● **STATED PROBLEM**: All lines in the data bearing the string "Mean" should be identified and copied.

Data tied to figure images:
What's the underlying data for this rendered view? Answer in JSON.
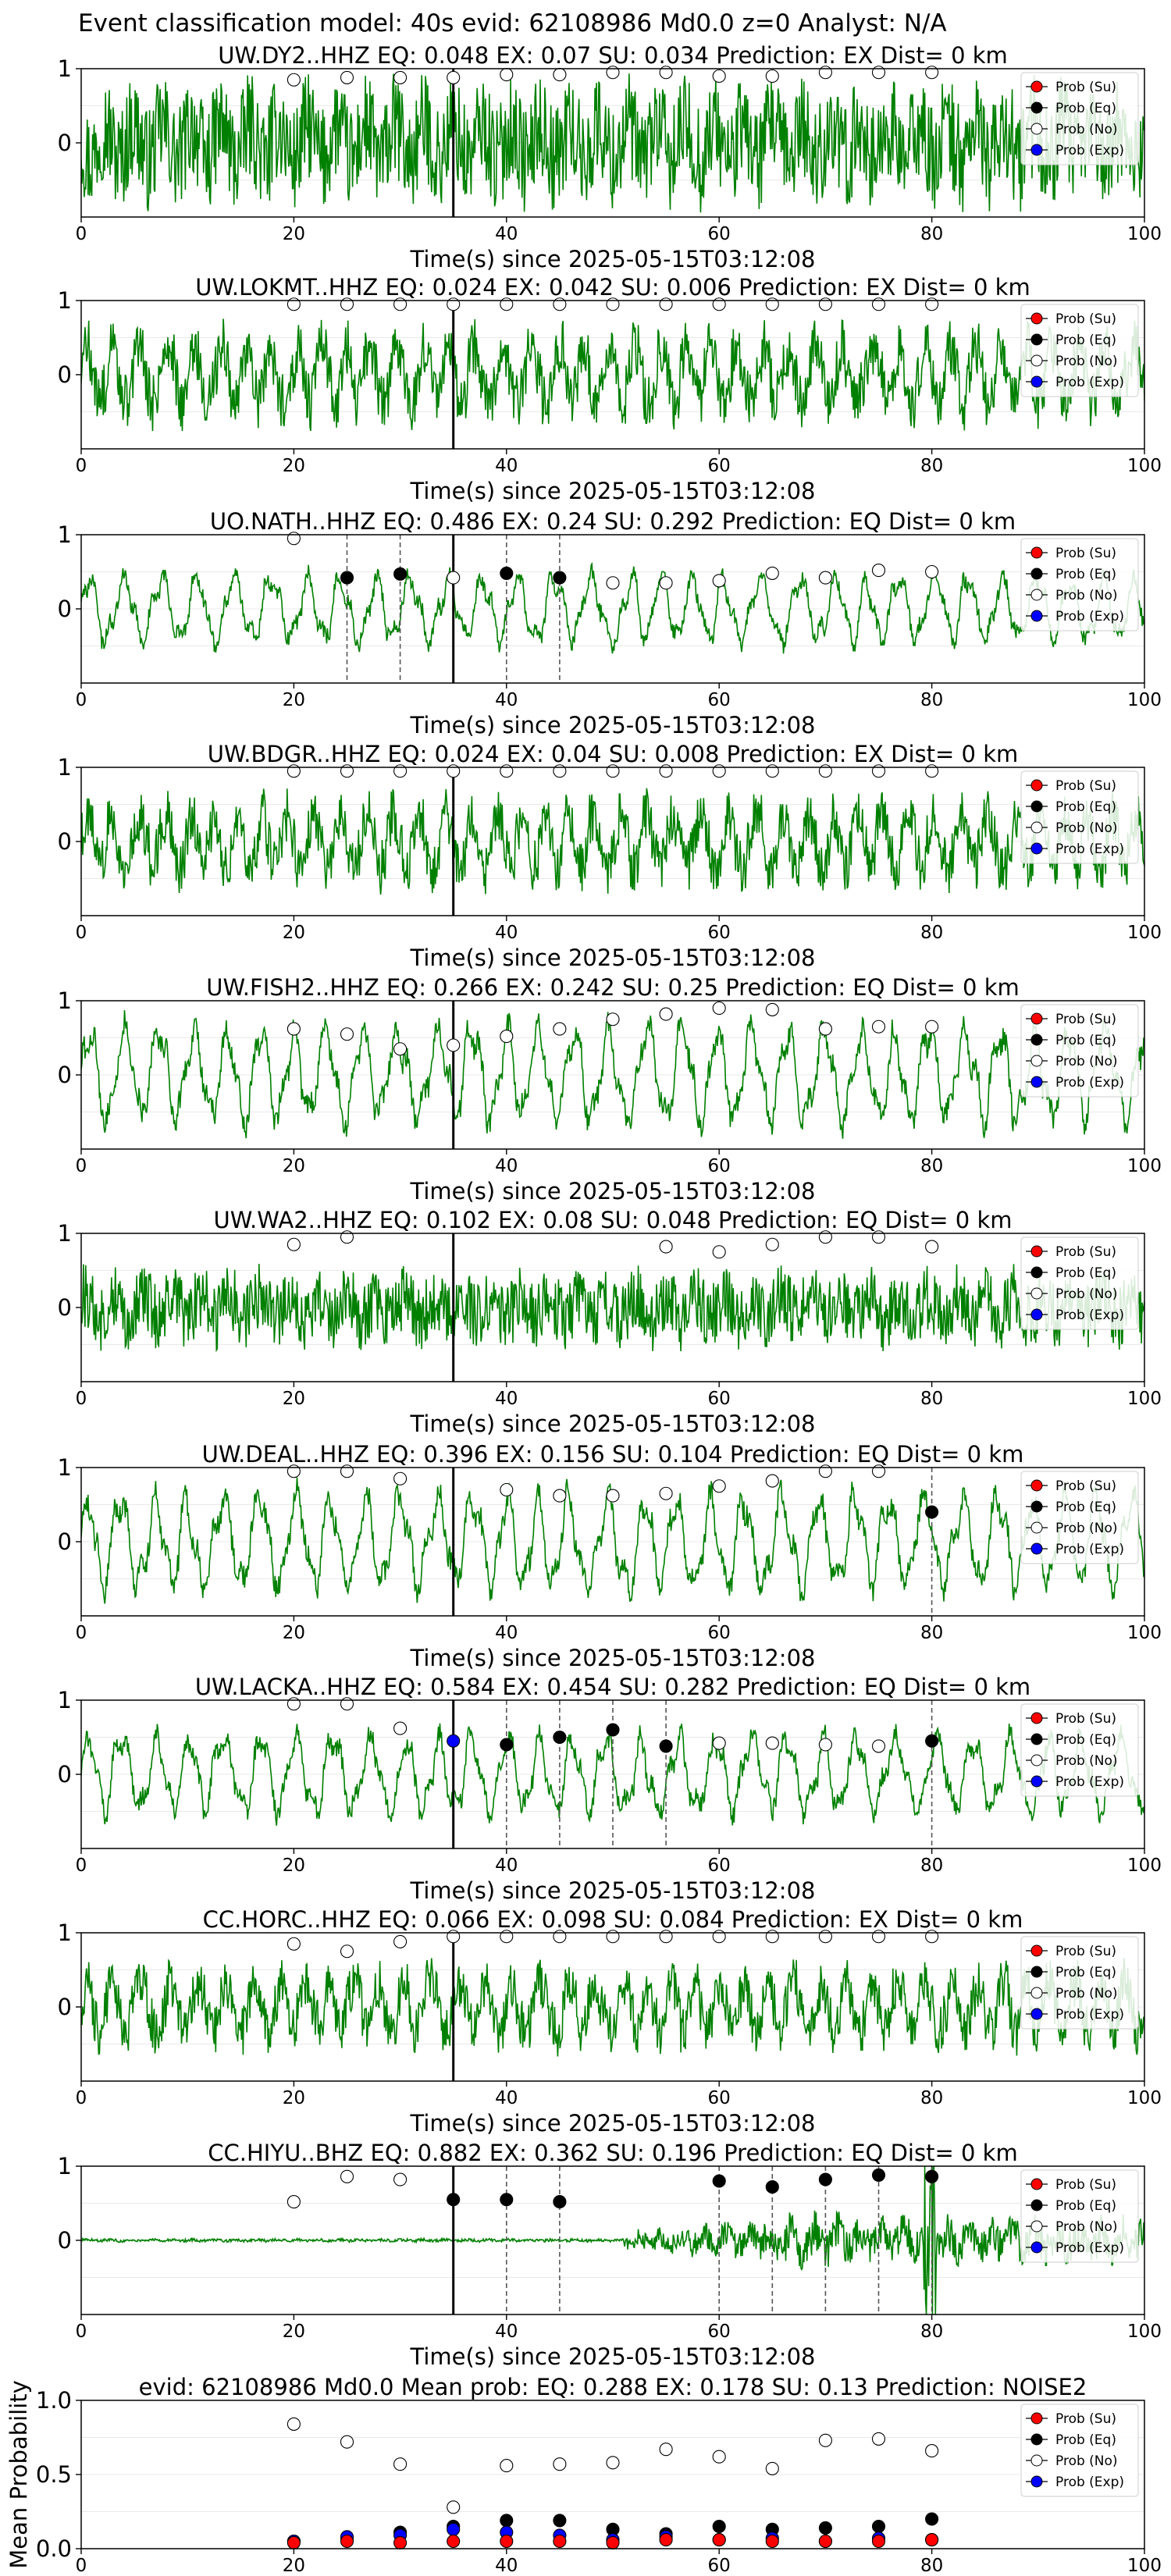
{
  "figure": {
    "suptitle": "Event classification model: 40s evid: 62108986 Md0.0 z=0 Analyst: N/A"
  },
  "colors": {
    "waveform": "#008000",
    "prob_su": "#ff0000",
    "prob_eq": "#000000",
    "prob_no": "#ffffff",
    "prob_exp": "#0000ff",
    "origin_line": "#000000",
    "pick_line": "#555555"
  },
  "legend": [
    "Prob (Su)",
    "Prob (Eq)",
    "Prob (No)",
    "Prob (Exp)"
  ],
  "chart_data": [
    {
      "type": "line",
      "title": "UW.DY2..HHZ   EQ: 0.048  EX: 0.07  SU: 0.034   Prediction: EX    Dist= 0 km",
      "xlabel": "Time(s) since 2025-05-15T03:12:08",
      "xlim": [
        0,
        100
      ],
      "ylim": [
        -1,
        1
      ],
      "xticks": [
        "0",
        "20",
        "40",
        "60",
        "80",
        "100"
      ],
      "yticks": [
        "1",
        "0"
      ],
      "legend_position": "top-right",
      "waveform": {
        "style": "noise",
        "amplitude": 0.95
      },
      "origin_x": 35,
      "dashed_x": [],
      "prob_su": {
        "x": [],
        "y": []
      },
      "prob_eq": {
        "x": [],
        "y": []
      },
      "prob_no": {
        "x": [
          20,
          25,
          30,
          35,
          40,
          45,
          50,
          55,
          60,
          65,
          70,
          75,
          80
        ],
        "y": [
          0.85,
          0.88,
          0.88,
          0.88,
          0.92,
          0.92,
          0.95,
          0.95,
          0.9,
          0.9,
          0.95,
          0.95,
          0.95
        ]
      },
      "prob_exp": {
        "x": [],
        "y": []
      }
    },
    {
      "type": "line",
      "title": "UW.LOKMT..HHZ   EQ: 0.024  EX: 0.042  SU: 0.006   Prediction: EX    Dist= 0 km",
      "xlabel": "Time(s) since 2025-05-15T03:12:08",
      "xlim": [
        0,
        100
      ],
      "ylim": [
        -1,
        1
      ],
      "xticks": [
        "0",
        "20",
        "40",
        "60",
        "80",
        "100"
      ],
      "yticks": [
        "1",
        "0"
      ],
      "legend_position": "top-right",
      "waveform": {
        "style": "mixed",
        "amplitude": 0.85
      },
      "origin_x": 35,
      "dashed_x": [],
      "prob_su": {
        "x": [],
        "y": []
      },
      "prob_eq": {
        "x": [],
        "y": []
      },
      "prob_no": {
        "x": [
          20,
          25,
          30,
          35,
          40,
          45,
          50,
          55,
          60,
          65,
          70,
          75,
          80
        ],
        "y": [
          0.95,
          0.95,
          0.95,
          0.95,
          0.95,
          0.95,
          0.95,
          0.95,
          0.95,
          0.95,
          0.95,
          0.95,
          0.95
        ]
      },
      "prob_exp": {
        "x": [],
        "y": []
      }
    },
    {
      "type": "line",
      "title": "UO.NATH..HHZ   EQ: 0.486  EX: 0.24  SU: 0.292   Prediction: EQ    Dist= 0 km",
      "xlabel": "Time(s) since 2025-05-15T03:12:08",
      "xlim": [
        0,
        100
      ],
      "ylim": [
        -1,
        1
      ],
      "xticks": [
        "0",
        "20",
        "40",
        "60",
        "80",
        "100"
      ],
      "yticks": [
        "1",
        "0"
      ],
      "legend_position": "top-right",
      "waveform": {
        "style": "wavy",
        "amplitude": 0.6
      },
      "origin_x": 35,
      "dashed_x": [
        25,
        30,
        40,
        45
      ],
      "prob_su": {
        "x": [],
        "y": []
      },
      "prob_eq": {
        "x": [
          25,
          30,
          40,
          45
        ],
        "y": [
          0.42,
          0.47,
          0.48,
          0.42
        ]
      },
      "prob_no": {
        "x": [
          20,
          35,
          50,
          55,
          60,
          65,
          70,
          75,
          80
        ],
        "y": [
          0.95,
          0.42,
          0.35,
          0.35,
          0.38,
          0.48,
          0.42,
          0.52,
          0.5
        ]
      },
      "prob_exp": {
        "x": [],
        "y": []
      }
    },
    {
      "type": "line",
      "title": "UW.BDGR..HHZ   EQ: 0.024  EX: 0.04  SU: 0.008   Prediction: EX    Dist= 0 km",
      "xlabel": "Time(s) since 2025-05-15T03:12:08",
      "xlim": [
        0,
        100
      ],
      "ylim": [
        -1,
        1
      ],
      "xticks": [
        "0",
        "20",
        "40",
        "60",
        "80",
        "100"
      ],
      "yticks": [
        "1",
        "0"
      ],
      "legend_position": "top-right",
      "waveform": {
        "style": "mixed",
        "amplitude": 0.8
      },
      "origin_x": 35,
      "dashed_x": [],
      "prob_su": {
        "x": [],
        "y": []
      },
      "prob_eq": {
        "x": [],
        "y": []
      },
      "prob_no": {
        "x": [
          20,
          25,
          30,
          35,
          40,
          45,
          50,
          55,
          60,
          65,
          70,
          75,
          80
        ],
        "y": [
          0.95,
          0.95,
          0.95,
          0.95,
          0.95,
          0.95,
          0.95,
          0.95,
          0.95,
          0.95,
          0.95,
          0.95,
          0.95
        ]
      },
      "prob_exp": {
        "x": [],
        "y": []
      }
    },
    {
      "type": "line",
      "title": "UW.FISH2..HHZ   EQ: 0.266  EX: 0.242  SU: 0.25   Prediction: EQ    Dist= 0 km",
      "xlabel": "Time(s) since 2025-05-15T03:12:08",
      "xlim": [
        0,
        100
      ],
      "ylim": [
        -1,
        1
      ],
      "xticks": [
        "0",
        "20",
        "40",
        "60",
        "80",
        "100"
      ],
      "yticks": [
        "1",
        "0"
      ],
      "legend_position": "top-right",
      "waveform": {
        "style": "wavy",
        "amplitude": 0.85
      },
      "origin_x": 35,
      "dashed_x": [],
      "prob_su": {
        "x": [],
        "y": []
      },
      "prob_eq": {
        "x": [],
        "y": []
      },
      "prob_no": {
        "x": [
          20,
          25,
          30,
          35,
          40,
          45,
          50,
          55,
          60,
          65,
          70,
          75,
          80
        ],
        "y": [
          0.62,
          0.55,
          0.35,
          0.4,
          0.52,
          0.62,
          0.75,
          0.82,
          0.9,
          0.88,
          0.62,
          0.65,
          0.65
        ]
      },
      "prob_exp": {
        "x": [],
        "y": []
      }
    },
    {
      "type": "line",
      "title": "UW.WA2..HHZ   EQ: 0.102  EX: 0.08  SU: 0.048   Prediction: EQ    Dist= 0 km",
      "xlabel": "Time(s) since 2025-05-15T03:12:08",
      "xlim": [
        0,
        100
      ],
      "ylim": [
        -1,
        1
      ],
      "xticks": [
        "0",
        "20",
        "40",
        "60",
        "80",
        "100"
      ],
      "yticks": [
        "1",
        "0"
      ],
      "legend_position": "top-right",
      "waveform": {
        "style": "noise",
        "amplitude": 0.6
      },
      "origin_x": 35,
      "dashed_x": [],
      "prob_su": {
        "x": [],
        "y": []
      },
      "prob_eq": {
        "x": [],
        "y": []
      },
      "prob_no": {
        "x": [
          20,
          25,
          55,
          60,
          65,
          70,
          75,
          80
        ],
        "y": [
          0.85,
          0.95,
          0.82,
          0.75,
          0.85,
          0.95,
          0.95,
          0.82
        ]
      },
      "prob_exp": {
        "x": [],
        "y": []
      }
    },
    {
      "type": "line",
      "title": "UW.DEAL..HHZ   EQ: 0.396  EX: 0.156  SU: 0.104   Prediction: EQ    Dist= 0 km",
      "xlabel": "Time(s) since 2025-05-15T03:12:08",
      "xlim": [
        0,
        100
      ],
      "ylim": [
        -1,
        1
      ],
      "xticks": [
        "0",
        "20",
        "40",
        "60",
        "80",
        "100"
      ],
      "yticks": [
        "1",
        "0"
      ],
      "legend_position": "top-right",
      "waveform": {
        "style": "wavy",
        "amplitude": 0.85
      },
      "origin_x": 35,
      "dashed_x": [
        80
      ],
      "prob_su": {
        "x": [],
        "y": []
      },
      "prob_eq": {
        "x": [
          80
        ],
        "y": [
          0.4
        ]
      },
      "prob_no": {
        "x": [
          20,
          25,
          30,
          40,
          45,
          50,
          55,
          60,
          65,
          70,
          75
        ],
        "y": [
          0.95,
          0.95,
          0.85,
          0.7,
          0.62,
          0.62,
          0.65,
          0.75,
          0.82,
          0.95,
          0.95
        ]
      },
      "prob_exp": {
        "x": [],
        "y": []
      }
    },
    {
      "type": "line",
      "title": "UW.LACKA..HHZ   EQ: 0.584  EX: 0.454  SU: 0.282   Prediction: EQ    Dist= 0 km",
      "xlabel": "Time(s) since 2025-05-15T03:12:08",
      "xlim": [
        0,
        100
      ],
      "ylim": [
        -1,
        1
      ],
      "xticks": [
        "0",
        "20",
        "40",
        "60",
        "80",
        "100"
      ],
      "yticks": [
        "1",
        "0"
      ],
      "legend_position": "top-right",
      "waveform": {
        "style": "wavy",
        "amplitude": 0.7
      },
      "origin_x": 35,
      "dashed_x": [
        40,
        45,
        50,
        55,
        80
      ],
      "prob_su": {
        "x": [],
        "y": []
      },
      "prob_eq": {
        "x": [
          40,
          45,
          50,
          55,
          80
        ],
        "y": [
          0.4,
          0.5,
          0.6,
          0.38,
          0.45
        ]
      },
      "prob_no": {
        "x": [
          20,
          25,
          30,
          60,
          65,
          70,
          75
        ],
        "y": [
          0.95,
          0.95,
          0.62,
          0.42,
          0.42,
          0.4,
          0.38
        ]
      },
      "prob_exp": {
        "x": [
          35
        ],
        "y": [
          0.45
        ]
      }
    },
    {
      "type": "line",
      "title": "CC.HORC..HHZ   EQ: 0.066  EX: 0.098  SU: 0.084   Prediction: EX    Dist= 0 km",
      "xlabel": "Time(s) since 2025-05-15T03:12:08",
      "xlim": [
        0,
        100
      ],
      "ylim": [
        -1,
        1
      ],
      "xticks": [
        "0",
        "20",
        "40",
        "60",
        "80",
        "100"
      ],
      "yticks": [
        "1",
        "0"
      ],
      "legend_position": "top-right",
      "waveform": {
        "style": "mixed",
        "amplitude": 0.75
      },
      "origin_x": 35,
      "dashed_x": [],
      "prob_su": {
        "x": [],
        "y": []
      },
      "prob_eq": {
        "x": [],
        "y": []
      },
      "prob_no": {
        "x": [
          20,
          25,
          30,
          35,
          40,
          45,
          50,
          55,
          60,
          65,
          70,
          75,
          80
        ],
        "y": [
          0.85,
          0.75,
          0.88,
          0.95,
          0.95,
          0.95,
          0.95,
          0.95,
          0.95,
          0.95,
          0.95,
          0.95,
          0.95
        ]
      },
      "prob_exp": {
        "x": [],
        "y": []
      }
    },
    {
      "type": "line",
      "title": "CC.HIYU..BHZ   EQ: 0.882  EX: 0.362  SU: 0.196   Prediction: EQ    Dist= 0 km",
      "xlabel": "Time(s) since 2025-05-15T03:12:08",
      "xlim": [
        0,
        100
      ],
      "ylim": [
        -1,
        1
      ],
      "xticks": [
        "0",
        "20",
        "40",
        "60",
        "80",
        "100"
      ],
      "yticks": [
        "1",
        "0"
      ],
      "legend_position": "top-right",
      "waveform": {
        "style": "quiet_event",
        "amplitude": 0.9
      },
      "origin_x": 35,
      "dashed_x": [
        40,
        45,
        60,
        65,
        70,
        75,
        80
      ],
      "prob_su": {
        "x": [],
        "y": []
      },
      "prob_eq": {
        "x": [
          35,
          40,
          45,
          60,
          65,
          70,
          75,
          80
        ],
        "y": [
          0.55,
          0.55,
          0.52,
          0.8,
          0.72,
          0.82,
          0.88,
          0.86
        ]
      },
      "prob_no": {
        "x": [
          20,
          25,
          30
        ],
        "y": [
          0.52,
          0.86,
          0.82
        ]
      },
      "prob_exp": {
        "x": [],
        "y": []
      }
    },
    {
      "type": "scatter",
      "title": "evid: 62108986  Md0.0   Mean prob:   EQ: 0.288  EX: 0.178  SU: 0.13   Prediction: NOISE2",
      "xlabel": "",
      "ylabel": "Mean Probability",
      "xlim": [
        0,
        100
      ],
      "ylim": [
        0,
        1
      ],
      "xticks": [
        "0",
        "20",
        "40",
        "60",
        "80",
        "100"
      ],
      "yticks": [
        "1.0",
        "0.5",
        "0.0"
      ],
      "legend_position": "top-right",
      "prob_su": {
        "x": [
          20,
          25,
          30,
          35,
          40,
          45,
          50,
          55,
          60,
          65,
          70,
          75,
          80
        ],
        "y": [
          0.04,
          0.05,
          0.04,
          0.05,
          0.05,
          0.05,
          0.04,
          0.06,
          0.06,
          0.05,
          0.05,
          0.05,
          0.06
        ]
      },
      "prob_eq": {
        "x": [
          20,
          25,
          30,
          35,
          40,
          45,
          50,
          55,
          60,
          65,
          70,
          75,
          80
        ],
        "y": [
          0.05,
          0.07,
          0.11,
          0.15,
          0.19,
          0.19,
          0.13,
          0.1,
          0.15,
          0.13,
          0.14,
          0.15,
          0.2
        ]
      },
      "prob_no": {
        "x": [
          20,
          25,
          30,
          35,
          40,
          45,
          50,
          55,
          60,
          65,
          70,
          75,
          80
        ],
        "y": [
          0.84,
          0.72,
          0.57,
          0.28,
          0.56,
          0.57,
          0.58,
          0.67,
          0.62,
          0.54,
          0.73,
          0.74,
          0.66
        ]
      },
      "prob_exp": {
        "x": [
          20,
          25,
          30,
          35,
          40,
          45,
          50,
          55,
          60,
          65,
          70,
          75,
          80
        ],
        "y": [
          0.05,
          0.08,
          0.09,
          0.13,
          0.11,
          0.09,
          0.06,
          0.08,
          0.06,
          0.07,
          0.05,
          0.07,
          0.06
        ]
      }
    }
  ]
}
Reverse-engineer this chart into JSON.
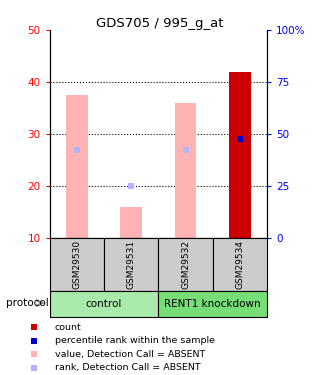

● **TASK ANSWER**:
      "title": "evid: 62108986  Md0.0   Mean prob:   EQ: 0.288  EX: 0.178  SU: 0.13   Prediction: NOISE2",
      "ylabel": "Mean Probability",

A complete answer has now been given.